§ **Exercise aim**
Copy out the material below in full, but not its images.

§ **Dataset entries**
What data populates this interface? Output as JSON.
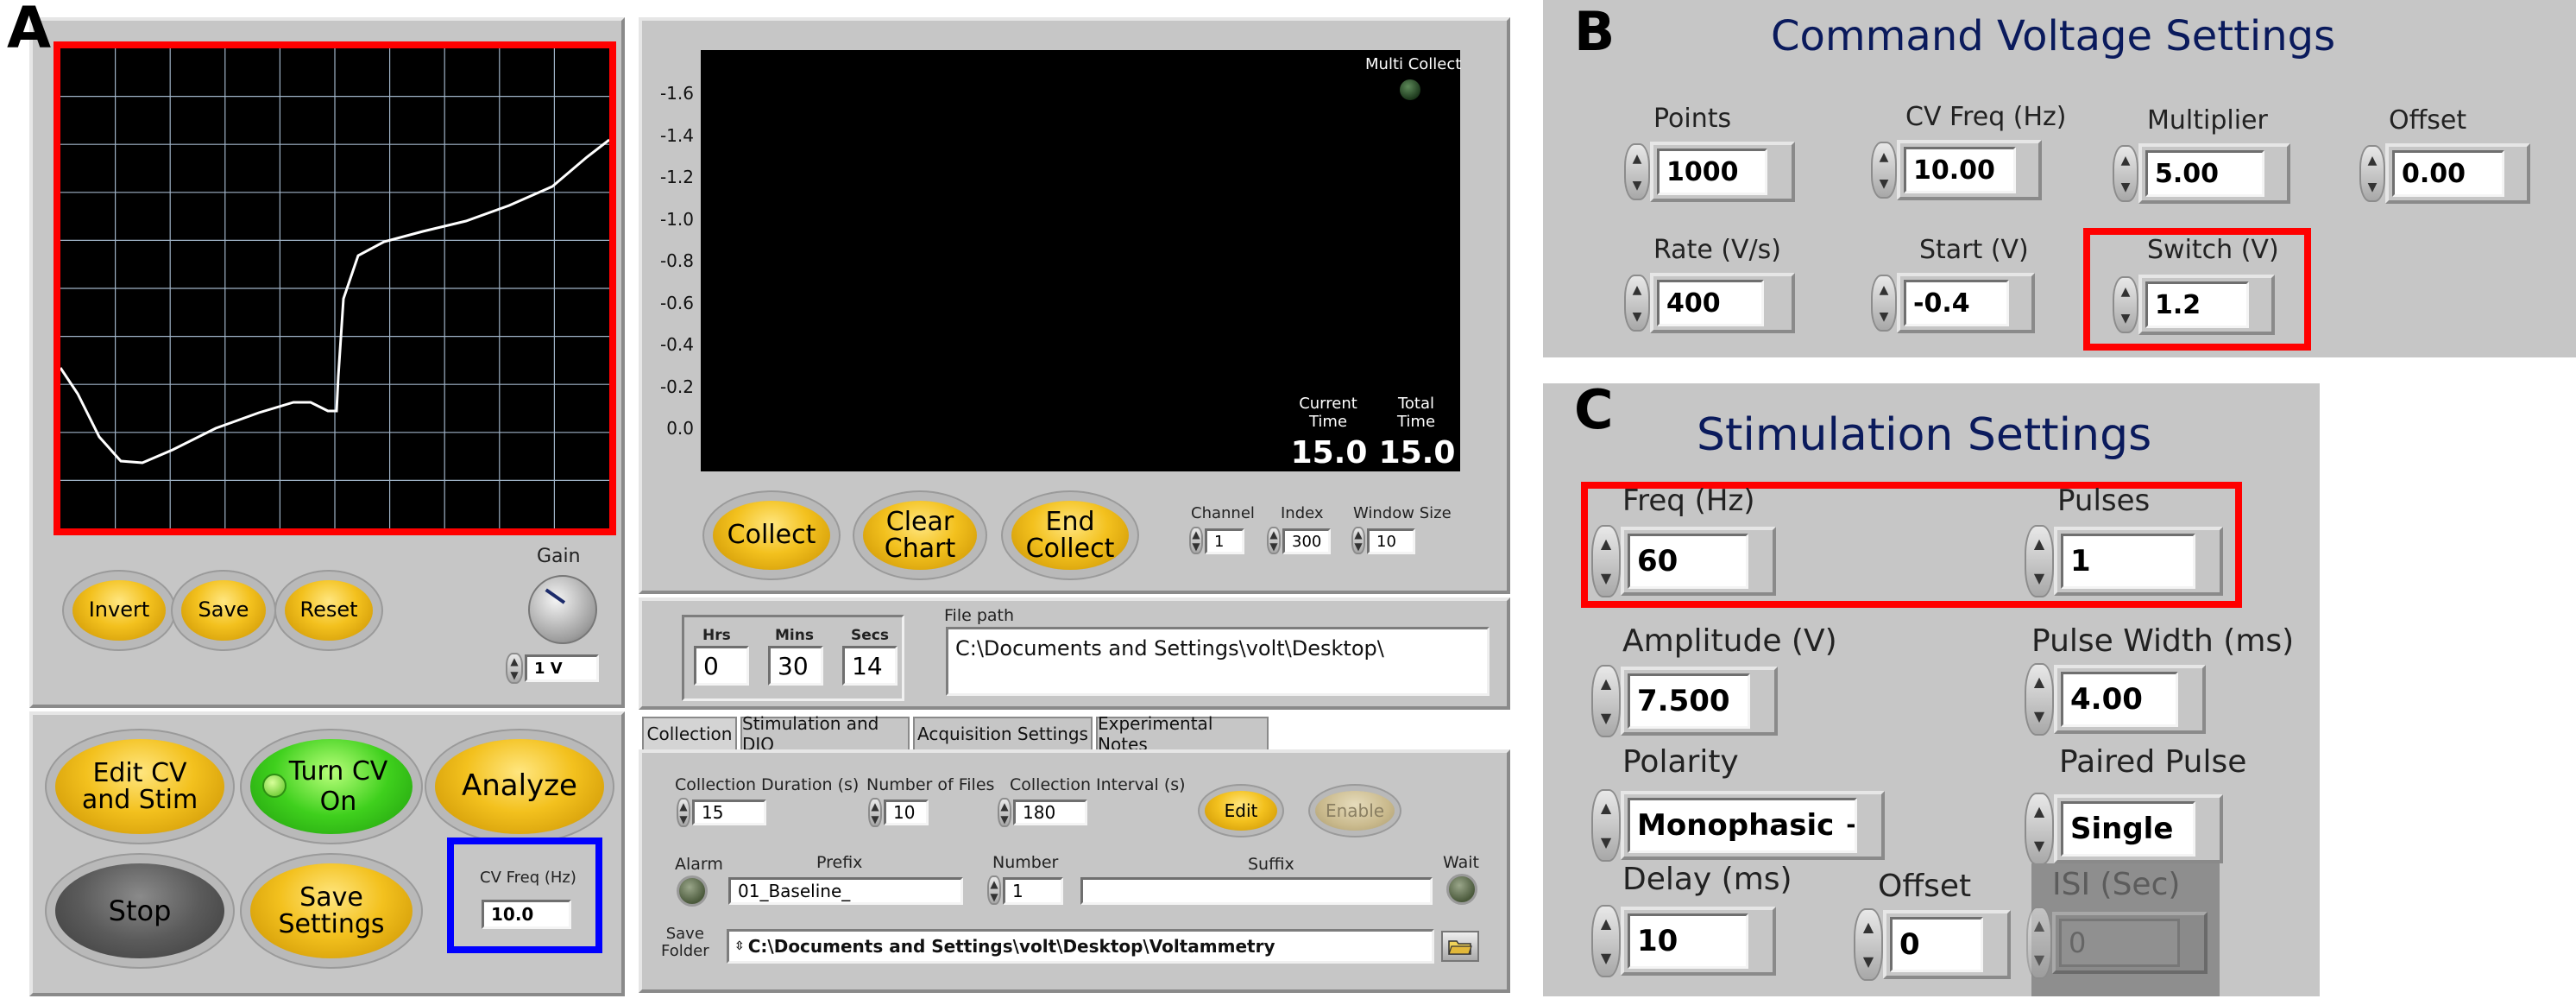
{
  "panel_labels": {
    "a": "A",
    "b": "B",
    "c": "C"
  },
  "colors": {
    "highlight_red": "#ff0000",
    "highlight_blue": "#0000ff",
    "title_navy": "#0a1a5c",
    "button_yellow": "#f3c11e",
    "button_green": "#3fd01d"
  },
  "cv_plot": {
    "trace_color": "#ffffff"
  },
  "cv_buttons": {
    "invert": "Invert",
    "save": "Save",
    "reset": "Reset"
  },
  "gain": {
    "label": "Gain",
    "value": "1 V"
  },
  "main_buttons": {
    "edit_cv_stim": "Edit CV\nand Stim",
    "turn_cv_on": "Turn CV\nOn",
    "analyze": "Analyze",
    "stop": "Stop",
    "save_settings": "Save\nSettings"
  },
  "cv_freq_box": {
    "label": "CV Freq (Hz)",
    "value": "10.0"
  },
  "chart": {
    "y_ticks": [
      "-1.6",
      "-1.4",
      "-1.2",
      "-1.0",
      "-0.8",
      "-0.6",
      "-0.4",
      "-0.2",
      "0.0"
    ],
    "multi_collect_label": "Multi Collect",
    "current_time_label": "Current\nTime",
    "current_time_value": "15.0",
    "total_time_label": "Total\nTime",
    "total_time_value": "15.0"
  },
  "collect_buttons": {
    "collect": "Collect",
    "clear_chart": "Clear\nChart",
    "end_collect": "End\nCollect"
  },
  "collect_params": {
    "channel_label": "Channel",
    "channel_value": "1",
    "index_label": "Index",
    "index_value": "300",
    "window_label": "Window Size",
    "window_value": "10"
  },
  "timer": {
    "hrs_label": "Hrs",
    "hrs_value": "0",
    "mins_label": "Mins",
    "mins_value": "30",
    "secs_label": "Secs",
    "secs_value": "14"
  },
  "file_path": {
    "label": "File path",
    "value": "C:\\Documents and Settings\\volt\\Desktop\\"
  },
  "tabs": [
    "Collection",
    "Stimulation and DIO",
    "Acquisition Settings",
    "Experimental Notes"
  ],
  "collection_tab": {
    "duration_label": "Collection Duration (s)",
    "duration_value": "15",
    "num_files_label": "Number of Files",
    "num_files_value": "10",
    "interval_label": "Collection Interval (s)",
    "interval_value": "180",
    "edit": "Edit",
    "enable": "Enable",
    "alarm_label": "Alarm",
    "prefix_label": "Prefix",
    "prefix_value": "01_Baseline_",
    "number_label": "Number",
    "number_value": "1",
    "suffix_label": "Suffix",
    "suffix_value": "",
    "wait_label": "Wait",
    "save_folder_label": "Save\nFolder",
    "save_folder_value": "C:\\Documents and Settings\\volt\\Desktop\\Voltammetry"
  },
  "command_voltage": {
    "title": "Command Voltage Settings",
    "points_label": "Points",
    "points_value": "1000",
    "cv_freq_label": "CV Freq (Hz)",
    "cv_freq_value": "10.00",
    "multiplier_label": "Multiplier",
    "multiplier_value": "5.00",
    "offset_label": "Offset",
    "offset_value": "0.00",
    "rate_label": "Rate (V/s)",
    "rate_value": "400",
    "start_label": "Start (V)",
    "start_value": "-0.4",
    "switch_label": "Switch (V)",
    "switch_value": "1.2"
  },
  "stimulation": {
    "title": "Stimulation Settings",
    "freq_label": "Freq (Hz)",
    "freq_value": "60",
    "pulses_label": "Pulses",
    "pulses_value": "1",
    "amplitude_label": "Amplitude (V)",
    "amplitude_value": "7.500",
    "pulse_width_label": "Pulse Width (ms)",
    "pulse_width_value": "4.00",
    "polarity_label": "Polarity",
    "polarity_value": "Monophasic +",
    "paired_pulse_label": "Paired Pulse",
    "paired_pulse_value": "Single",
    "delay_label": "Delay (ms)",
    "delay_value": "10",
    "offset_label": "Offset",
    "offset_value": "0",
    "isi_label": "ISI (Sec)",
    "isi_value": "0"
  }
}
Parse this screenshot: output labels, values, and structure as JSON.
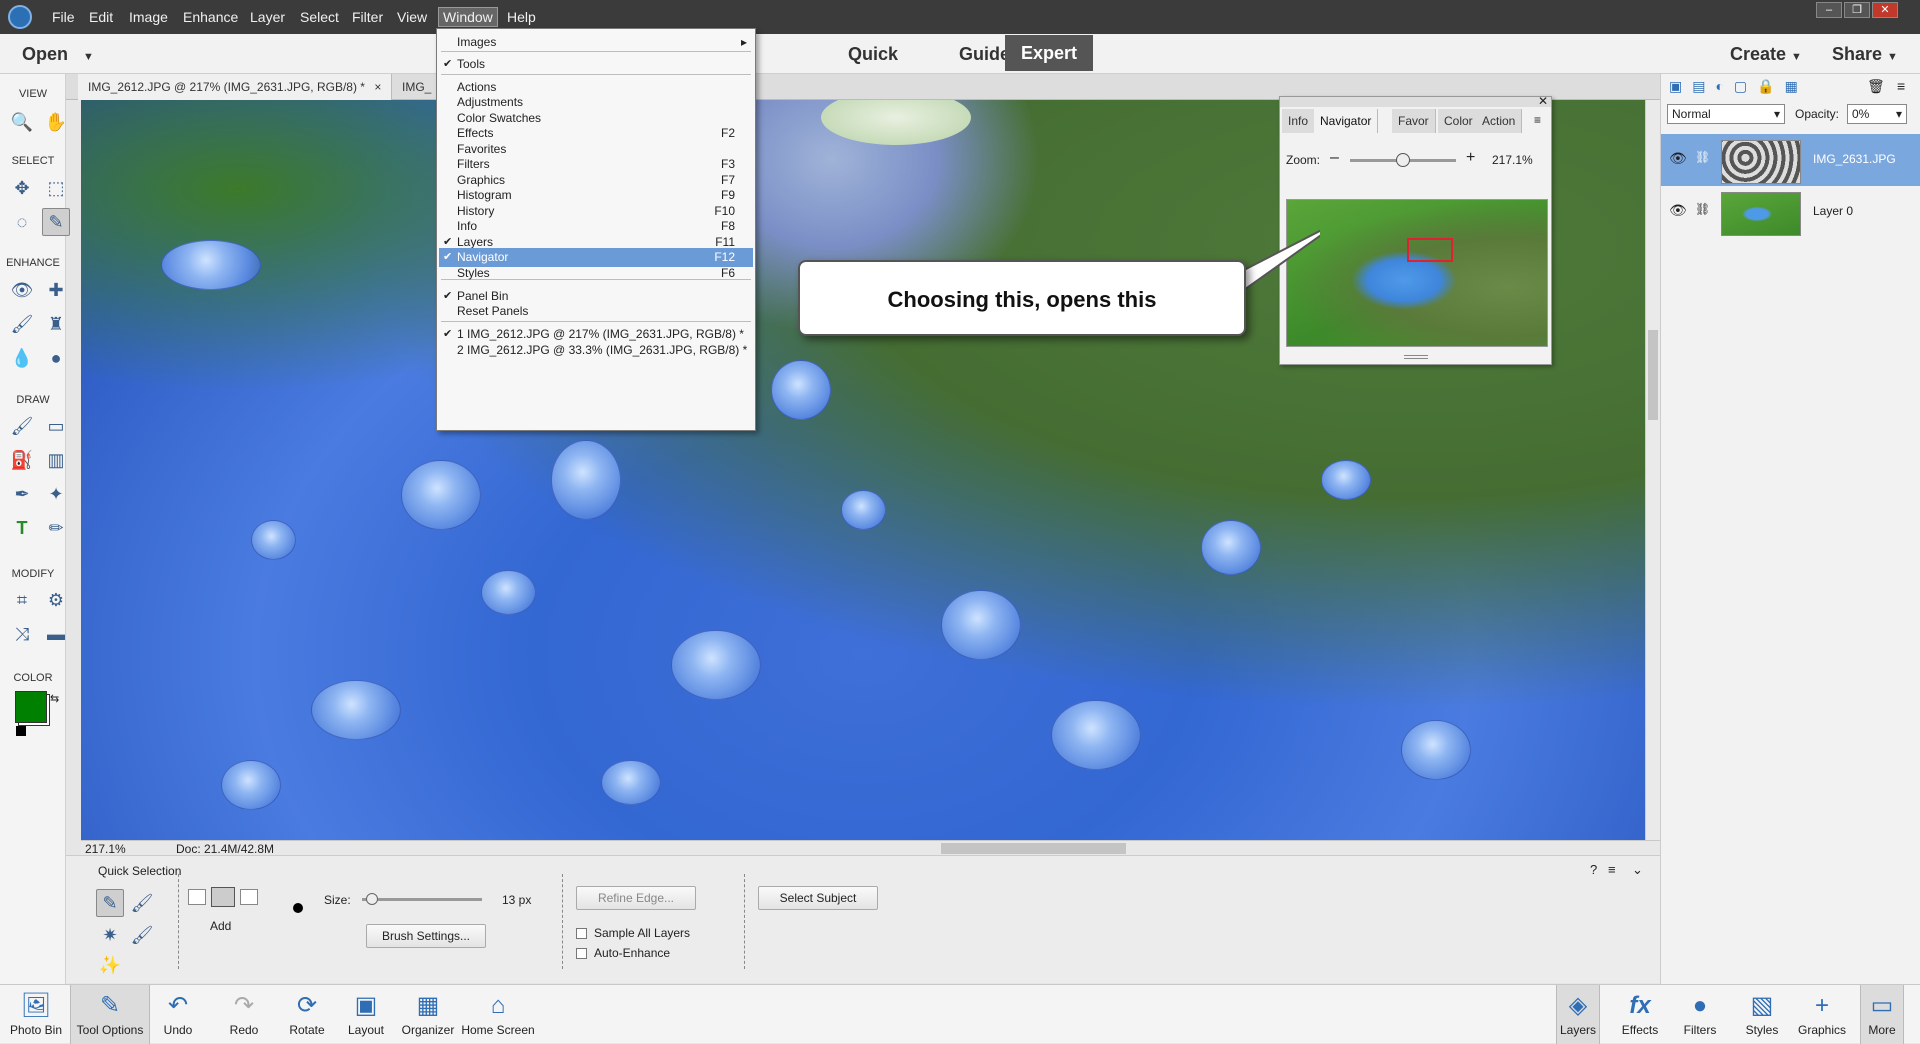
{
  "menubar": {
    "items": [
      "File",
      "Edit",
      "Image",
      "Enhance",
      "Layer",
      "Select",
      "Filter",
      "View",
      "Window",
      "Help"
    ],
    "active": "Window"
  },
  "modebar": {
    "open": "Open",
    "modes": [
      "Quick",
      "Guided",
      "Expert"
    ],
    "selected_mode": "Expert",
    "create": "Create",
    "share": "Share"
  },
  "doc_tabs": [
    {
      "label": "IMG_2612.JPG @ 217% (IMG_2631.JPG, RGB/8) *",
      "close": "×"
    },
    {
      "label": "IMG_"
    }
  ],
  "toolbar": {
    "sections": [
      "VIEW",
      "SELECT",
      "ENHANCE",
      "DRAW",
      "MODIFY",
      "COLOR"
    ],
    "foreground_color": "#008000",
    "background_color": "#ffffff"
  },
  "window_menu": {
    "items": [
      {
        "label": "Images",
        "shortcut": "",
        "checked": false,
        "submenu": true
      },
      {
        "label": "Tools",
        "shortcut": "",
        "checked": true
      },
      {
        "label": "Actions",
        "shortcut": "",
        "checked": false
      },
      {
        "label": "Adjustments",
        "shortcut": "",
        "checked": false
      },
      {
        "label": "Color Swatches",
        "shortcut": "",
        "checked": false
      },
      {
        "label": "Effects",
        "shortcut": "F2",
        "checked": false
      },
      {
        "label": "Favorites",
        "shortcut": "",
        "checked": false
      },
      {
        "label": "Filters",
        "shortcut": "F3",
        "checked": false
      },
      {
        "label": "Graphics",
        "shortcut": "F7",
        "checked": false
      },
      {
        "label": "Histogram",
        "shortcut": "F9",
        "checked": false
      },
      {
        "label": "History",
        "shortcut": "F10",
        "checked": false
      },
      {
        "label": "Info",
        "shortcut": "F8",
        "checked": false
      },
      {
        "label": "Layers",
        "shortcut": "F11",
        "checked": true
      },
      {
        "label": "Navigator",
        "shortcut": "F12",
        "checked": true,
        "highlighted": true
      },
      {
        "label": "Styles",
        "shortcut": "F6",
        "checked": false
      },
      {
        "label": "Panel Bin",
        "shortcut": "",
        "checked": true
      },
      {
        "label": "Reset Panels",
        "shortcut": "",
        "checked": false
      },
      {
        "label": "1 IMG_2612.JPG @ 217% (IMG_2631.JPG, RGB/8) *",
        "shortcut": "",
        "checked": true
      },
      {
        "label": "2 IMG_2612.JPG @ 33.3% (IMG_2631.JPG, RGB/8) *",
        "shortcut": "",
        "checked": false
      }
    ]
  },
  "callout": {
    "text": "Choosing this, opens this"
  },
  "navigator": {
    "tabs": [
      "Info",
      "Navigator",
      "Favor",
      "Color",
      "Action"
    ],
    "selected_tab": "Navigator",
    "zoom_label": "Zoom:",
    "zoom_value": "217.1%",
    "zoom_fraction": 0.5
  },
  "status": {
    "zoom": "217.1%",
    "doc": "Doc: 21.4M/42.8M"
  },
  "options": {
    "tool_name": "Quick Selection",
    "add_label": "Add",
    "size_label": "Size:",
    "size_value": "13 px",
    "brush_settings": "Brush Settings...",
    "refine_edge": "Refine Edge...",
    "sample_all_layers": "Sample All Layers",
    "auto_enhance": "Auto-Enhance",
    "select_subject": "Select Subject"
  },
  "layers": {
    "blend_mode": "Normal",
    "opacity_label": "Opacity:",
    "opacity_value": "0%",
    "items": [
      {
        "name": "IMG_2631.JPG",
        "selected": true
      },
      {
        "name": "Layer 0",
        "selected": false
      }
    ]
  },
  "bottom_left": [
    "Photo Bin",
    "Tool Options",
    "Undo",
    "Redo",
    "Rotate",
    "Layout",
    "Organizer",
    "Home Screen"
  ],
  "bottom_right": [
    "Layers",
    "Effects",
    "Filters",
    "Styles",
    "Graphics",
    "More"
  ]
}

§ **Exercise solution**
What data populates this interface? Output as JSON.
{
  "panel_labels": {
    "a": "A",
    "b": "B",
    "c": "C"
  },
  "colors": {
    "highlight_red": "#ff0000",
    "highlight_blue": "#0000ff",
    "title_navy": "#0a1a5c",
    "button_yellow": "#f3c11e",
    "button_green": "#3fd01d"
  },
  "cv_plot": {
    "trace_color": "#ffffff"
  },
  "cv_buttons": {
    "invert": "Invert",
    "save": "Save",
    "reset": "Reset"
  },
  "gain": {
    "label": "Gain",
    "value": "1 V"
  },
  "main_buttons": {
    "edit_cv_stim": "Edit CV\nand Stim",
    "turn_cv_on": "Turn CV\nOn",
    "analyze": "Analyze",
    "stop": "Stop",
    "save_settings": "Save\nSettings"
  },
  "cv_freq_box": {
    "label": "CV Freq (Hz)",
    "value": "10.0"
  },
  "chart": {
    "y_ticks": [
      "-1.6",
      "-1.4",
      "-1.2",
      "-1.0",
      "-0.8",
      "-0.6",
      "-0.4",
      "-0.2",
      "0.0"
    ],
    "multi_collect_label": "Multi Collect",
    "current_time_label": "Current\nTime",
    "current_time_value": "15.0",
    "total_time_label": "Total\nTime",
    "total_time_value": "15.0"
  },
  "collect_buttons": {
    "collect": "Collect",
    "clear_chart": "Clear\nChart",
    "end_collect": "End\nCollect"
  },
  "collect_params": {
    "channel_label": "Channel",
    "channel_value": "1",
    "index_label": "Index",
    "index_value": "300",
    "window_label": "Window Size",
    "window_value": "10"
  },
  "timer": {
    "hrs_label": "Hrs",
    "hrs_value": "0",
    "mins_label": "Mins",
    "mins_value": "30",
    "secs_label": "Secs",
    "secs_value": "14"
  },
  "file_path": {
    "label": "File path",
    "value": "C:\\Documents and Settings\\volt\\Desktop\\"
  },
  "tabs": [
    "Collection",
    "Stimulation and DIO",
    "Acquisition Settings",
    "Experimental Notes"
  ],
  "collection_tab": {
    "duration_label": "Collection Duration (s)",
    "duration_value": "15",
    "num_files_label": "Number of Files",
    "num_files_value": "10",
    "interval_label": "Collection Interval (s)",
    "interval_value": "180",
    "edit": "Edit",
    "enable": "Enable",
    "alarm_label": "Alarm",
    "prefix_label": "Prefix",
    "prefix_value": "01_Baseline_",
    "number_label": "Number",
    "number_value": "1",
    "suffix_label": "Suffix",
    "suffix_value": "",
    "wait_label": "Wait",
    "save_folder_label": "Save\nFolder",
    "save_folder_value": "C:\\Documents and Settings\\volt\\Desktop\\Voltammetry"
  },
  "command_voltage": {
    "title": "Command Voltage Settings",
    "points_label": "Points",
    "points_value": "1000",
    "cv_freq_label": "CV Freq (Hz)",
    "cv_freq_value": "10.00",
    "multiplier_label": "Multiplier",
    "multiplier_value": "5.00",
    "offset_label": "Offset",
    "offset_value": "0.00",
    "rate_label": "Rate (V/s)",
    "rate_value": "400",
    "start_label": "Start (V)",
    "start_value": "-0.4",
    "switch_label": "Switch (V)",
    "switch_value": "1.2"
  },
  "stimulation": {
    "title": "Stimulation Settings",
    "freq_label": "Freq (Hz)",
    "freq_value": "60",
    "pulses_label": "Pulses",
    "pulses_value": "1",
    "amplitude_label": "Amplitude (V)",
    "amplitude_value": "7.500",
    "pulse_width_label": "Pulse Width (ms)",
    "pulse_width_value": "4.00",
    "polarity_label": "Polarity",
    "polarity_value": "Monophasic +",
    "paired_pulse_label": "Paired Pulse",
    "paired_pulse_value": "Single",
    "delay_label": "Delay (ms)",
    "delay_value": "10",
    "offset_label": "Offset",
    "offset_value": "0",
    "isi_label": "ISI (Sec)",
    "isi_value": "0"
  }
}
Parse this screenshot: output labels, values, and structure as JSON.
{
  "menubar": {
    "items": [
      "File",
      "Edit",
      "Image",
      "Enhance",
      "Layer",
      "Select",
      "Filter",
      "View",
      "Window",
      "Help"
    ],
    "active": "Window"
  },
  "modebar": {
    "open": "Open",
    "modes": [
      "Quick",
      "Guided",
      "Expert"
    ],
    "selected_mode": "Expert",
    "create": "Create",
    "share": "Share"
  },
  "doc_tabs": [
    {
      "label": "IMG_2612.JPG @ 217% (IMG_2631.JPG, RGB/8) *",
      "close": "×"
    },
    {
      "label": "IMG_"
    }
  ],
  "toolbar": {
    "sections": [
      "VIEW",
      "SELECT",
      "ENHANCE",
      "DRAW",
      "MODIFY",
      "COLOR"
    ],
    "foreground_color": "#008000",
    "background_color": "#ffffff"
  },
  "window_menu": {
    "items": [
      {
        "label": "Images",
        "shortcut": "",
        "checked": false,
        "submenu": true
      },
      {
        "label": "Tools",
        "shortcut": "",
        "checked": true
      },
      {
        "label": "Actions",
        "shortcut": "",
        "checked": false
      },
      {
        "label": "Adjustments",
        "shortcut": "",
        "checked": false
      },
      {
        "label": "Color Swatches",
        "shortcut": "",
        "checked": false
      },
      {
        "label": "Effects",
        "shortcut": "F2",
        "checked": false
      },
      {
        "label": "Favorites",
        "shortcut": "",
        "checked": false
      },
      {
        "label": "Filters",
        "shortcut": "F3",
        "checked": false
      },
      {
        "label": "Graphics",
        "shortcut": "F7",
        "checked": false
      },
      {
        "label": "Histogram",
        "shortcut": "F9",
        "checked": false
      },
      {
        "label": "History",
        "shortcut": "F10",
        "checked": false
      },
      {
        "label": "Info",
        "shortcut": "F8",
        "checked": false
      },
      {
        "label": "Layers",
        "shortcut": "F11",
        "checked": true
      },
      {
        "label": "Navigator",
        "shortcut": "F12",
        "checked": true,
        "highlighted": true
      },
      {
        "label": "Styles",
        "shortcut": "F6",
        "checked": false
      },
      {
        "label": "Panel Bin",
        "shortcut": "",
        "checked": true
      },
      {
        "label": "Reset Panels",
        "shortcut": "",
        "checked": false
      },
      {
        "label": "1 IMG_2612.JPG @ 217% (IMG_2631.JPG, RGB/8) *",
        "shortcut": "",
        "checked": true
      },
      {
        "label": "2 IMG_2612.JPG @ 33.3% (IMG_2631.JPG, RGB/8) *",
        "shortcut": "",
        "checked": false
      }
    ]
  },
  "callout": {
    "text": "Choosing this, opens this"
  },
  "navigator": {
    "tabs": [
      "Info",
      "Navigator",
      "Favor",
      "Color",
      "Action"
    ],
    "selected_tab": "Navigator",
    "zoom_label": "Zoom:",
    "zoom_value": "217.1%",
    "zoom_fraction": 0.5
  },
  "status": {
    "zoom": "217.1%",
    "doc": "Doc: 21.4M/42.8M"
  },
  "options": {
    "tool_name": "Quick Selection",
    "add_label": "Add",
    "size_label": "Size:",
    "size_value": "13 px",
    "brush_settings": "Brush Settings...",
    "refine_edge": "Refine Edge...",
    "sample_all_layers": "Sample All Layers",
    "auto_enhance": "Auto-Enhance",
    "select_subject": "Select Subject"
  },
  "layers": {
    "blend_mode": "Normal",
    "opacity_label": "Opacity:",
    "opacity_value": "0%",
    "items": [
      {
        "name": "IMG_2631.JPG",
        "selected": true
      },
      {
        "name": "Layer 0",
        "selected": false
      }
    ]
  },
  "bottom_left": [
    "Photo Bin",
    "Tool Options",
    "Undo",
    "Redo",
    "Rotate",
    "Layout",
    "Organizer",
    "Home Screen"
  ],
  "bottom_right": [
    "Layers",
    "Effects",
    "Filters",
    "Styles",
    "Graphics",
    "More"
  ]
}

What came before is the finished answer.